> [Exercise prompt]
Write out exactly the lines from the one containing "Convert this screenshot" through the last line of the records below, including both.

==================================================

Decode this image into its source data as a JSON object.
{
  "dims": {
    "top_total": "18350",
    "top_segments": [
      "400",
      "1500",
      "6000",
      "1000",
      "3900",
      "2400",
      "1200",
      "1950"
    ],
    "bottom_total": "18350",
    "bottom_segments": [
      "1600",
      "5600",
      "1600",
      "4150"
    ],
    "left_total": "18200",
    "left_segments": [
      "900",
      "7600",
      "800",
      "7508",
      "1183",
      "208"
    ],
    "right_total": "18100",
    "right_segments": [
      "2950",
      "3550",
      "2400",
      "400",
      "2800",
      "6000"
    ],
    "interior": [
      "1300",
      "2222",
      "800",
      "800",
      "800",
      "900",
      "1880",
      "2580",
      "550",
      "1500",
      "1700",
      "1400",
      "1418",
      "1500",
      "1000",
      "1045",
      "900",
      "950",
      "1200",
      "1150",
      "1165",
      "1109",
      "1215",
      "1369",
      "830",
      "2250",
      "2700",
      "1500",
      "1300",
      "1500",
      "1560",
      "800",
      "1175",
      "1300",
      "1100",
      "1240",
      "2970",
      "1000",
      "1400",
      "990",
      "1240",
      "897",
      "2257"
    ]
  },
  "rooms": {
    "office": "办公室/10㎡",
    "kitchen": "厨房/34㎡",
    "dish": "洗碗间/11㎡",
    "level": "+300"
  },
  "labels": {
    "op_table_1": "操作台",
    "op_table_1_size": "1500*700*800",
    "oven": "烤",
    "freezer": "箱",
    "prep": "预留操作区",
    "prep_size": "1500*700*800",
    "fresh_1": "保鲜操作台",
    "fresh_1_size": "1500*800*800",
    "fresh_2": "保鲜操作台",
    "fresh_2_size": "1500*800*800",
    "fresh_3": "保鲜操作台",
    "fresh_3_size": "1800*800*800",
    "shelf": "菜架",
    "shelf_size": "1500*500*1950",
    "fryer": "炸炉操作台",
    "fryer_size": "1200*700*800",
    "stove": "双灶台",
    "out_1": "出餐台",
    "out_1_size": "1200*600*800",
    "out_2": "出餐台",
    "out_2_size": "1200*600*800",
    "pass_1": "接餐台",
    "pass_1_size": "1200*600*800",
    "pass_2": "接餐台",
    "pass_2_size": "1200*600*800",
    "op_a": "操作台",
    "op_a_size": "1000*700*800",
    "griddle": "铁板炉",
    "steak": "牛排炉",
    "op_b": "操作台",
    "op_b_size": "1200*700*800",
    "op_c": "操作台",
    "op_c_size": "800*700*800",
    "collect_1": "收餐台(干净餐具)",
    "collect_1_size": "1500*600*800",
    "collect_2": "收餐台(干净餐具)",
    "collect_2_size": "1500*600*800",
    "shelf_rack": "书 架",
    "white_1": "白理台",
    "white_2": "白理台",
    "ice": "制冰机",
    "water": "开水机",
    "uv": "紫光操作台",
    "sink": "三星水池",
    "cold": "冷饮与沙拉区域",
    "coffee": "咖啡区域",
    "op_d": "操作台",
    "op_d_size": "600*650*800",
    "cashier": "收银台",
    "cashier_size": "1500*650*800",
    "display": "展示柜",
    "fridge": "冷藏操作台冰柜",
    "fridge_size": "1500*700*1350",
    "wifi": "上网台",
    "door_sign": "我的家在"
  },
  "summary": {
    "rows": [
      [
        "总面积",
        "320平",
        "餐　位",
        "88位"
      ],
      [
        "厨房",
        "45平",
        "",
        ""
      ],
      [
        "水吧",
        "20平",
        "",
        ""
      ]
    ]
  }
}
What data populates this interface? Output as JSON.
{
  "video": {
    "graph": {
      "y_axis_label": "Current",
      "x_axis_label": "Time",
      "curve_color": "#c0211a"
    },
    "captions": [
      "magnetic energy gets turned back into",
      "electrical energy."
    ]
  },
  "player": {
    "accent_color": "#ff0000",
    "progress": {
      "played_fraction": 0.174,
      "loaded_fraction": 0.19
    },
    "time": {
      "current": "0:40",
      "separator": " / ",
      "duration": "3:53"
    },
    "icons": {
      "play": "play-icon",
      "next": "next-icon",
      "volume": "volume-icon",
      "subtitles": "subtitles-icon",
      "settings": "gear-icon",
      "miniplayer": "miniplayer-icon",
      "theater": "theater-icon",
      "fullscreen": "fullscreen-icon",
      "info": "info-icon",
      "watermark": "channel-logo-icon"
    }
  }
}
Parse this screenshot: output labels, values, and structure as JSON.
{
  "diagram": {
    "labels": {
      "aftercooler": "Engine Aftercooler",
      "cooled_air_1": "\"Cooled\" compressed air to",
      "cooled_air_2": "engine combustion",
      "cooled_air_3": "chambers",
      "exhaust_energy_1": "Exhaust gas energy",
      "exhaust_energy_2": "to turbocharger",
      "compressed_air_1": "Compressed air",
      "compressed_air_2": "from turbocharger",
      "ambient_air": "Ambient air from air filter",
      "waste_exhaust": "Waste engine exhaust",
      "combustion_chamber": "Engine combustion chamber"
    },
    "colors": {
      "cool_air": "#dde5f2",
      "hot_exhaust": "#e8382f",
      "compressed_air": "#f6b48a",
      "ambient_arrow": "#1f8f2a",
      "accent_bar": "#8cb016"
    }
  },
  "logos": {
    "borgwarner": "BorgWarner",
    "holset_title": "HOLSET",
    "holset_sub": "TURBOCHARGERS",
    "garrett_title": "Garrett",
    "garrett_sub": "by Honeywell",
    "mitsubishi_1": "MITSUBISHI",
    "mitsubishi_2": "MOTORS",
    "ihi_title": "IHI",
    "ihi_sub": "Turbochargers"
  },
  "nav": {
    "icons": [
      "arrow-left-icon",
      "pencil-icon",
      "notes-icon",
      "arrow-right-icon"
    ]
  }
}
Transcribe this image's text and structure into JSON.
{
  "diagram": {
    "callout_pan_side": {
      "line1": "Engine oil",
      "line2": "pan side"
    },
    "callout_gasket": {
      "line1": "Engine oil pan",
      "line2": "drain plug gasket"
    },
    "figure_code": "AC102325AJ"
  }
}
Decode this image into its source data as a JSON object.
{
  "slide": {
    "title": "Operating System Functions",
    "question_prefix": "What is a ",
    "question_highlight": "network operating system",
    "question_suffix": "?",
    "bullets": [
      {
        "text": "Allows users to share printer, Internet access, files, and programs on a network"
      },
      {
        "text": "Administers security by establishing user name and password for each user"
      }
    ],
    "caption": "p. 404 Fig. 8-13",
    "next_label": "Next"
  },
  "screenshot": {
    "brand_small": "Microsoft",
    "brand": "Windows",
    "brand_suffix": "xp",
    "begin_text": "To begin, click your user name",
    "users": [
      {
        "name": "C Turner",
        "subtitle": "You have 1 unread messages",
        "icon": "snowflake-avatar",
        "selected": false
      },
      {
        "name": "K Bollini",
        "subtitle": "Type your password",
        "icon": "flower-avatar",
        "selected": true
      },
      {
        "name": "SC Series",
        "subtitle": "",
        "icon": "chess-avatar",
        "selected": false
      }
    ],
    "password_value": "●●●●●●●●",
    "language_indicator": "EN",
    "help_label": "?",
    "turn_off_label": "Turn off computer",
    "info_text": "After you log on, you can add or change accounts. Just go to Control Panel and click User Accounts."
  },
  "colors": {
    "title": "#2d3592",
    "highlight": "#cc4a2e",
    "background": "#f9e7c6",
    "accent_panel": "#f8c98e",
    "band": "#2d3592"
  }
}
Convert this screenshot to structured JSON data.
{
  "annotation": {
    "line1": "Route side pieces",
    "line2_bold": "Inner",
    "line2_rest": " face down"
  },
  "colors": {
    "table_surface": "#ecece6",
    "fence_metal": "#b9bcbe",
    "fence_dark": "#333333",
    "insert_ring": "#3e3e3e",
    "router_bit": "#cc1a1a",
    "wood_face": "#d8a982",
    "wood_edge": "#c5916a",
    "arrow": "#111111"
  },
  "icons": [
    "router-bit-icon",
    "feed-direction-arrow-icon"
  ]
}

==================================================

> [Exercise solution]
Convert this screenshot to structured JSON data.
{
  "annotation": {
    "line1": "Route side pieces",
    "line2_bold": "Inner",
    "line2_rest": " face down"
  },
  "colors": {
    "table_surface": "#ecece6",
    "fence_metal": "#b9bcbe",
    "fence_dark": "#333333",
    "insert_ring": "#3e3e3e",
    "router_bit": "#cc1a1a",
    "wood_face": "#d8a982",
    "wood_edge": "#c5916a",
    "arrow": "#111111"
  },
  "icons": [
    "router-bit-icon",
    "feed-direction-arrow-icon"
  ]
}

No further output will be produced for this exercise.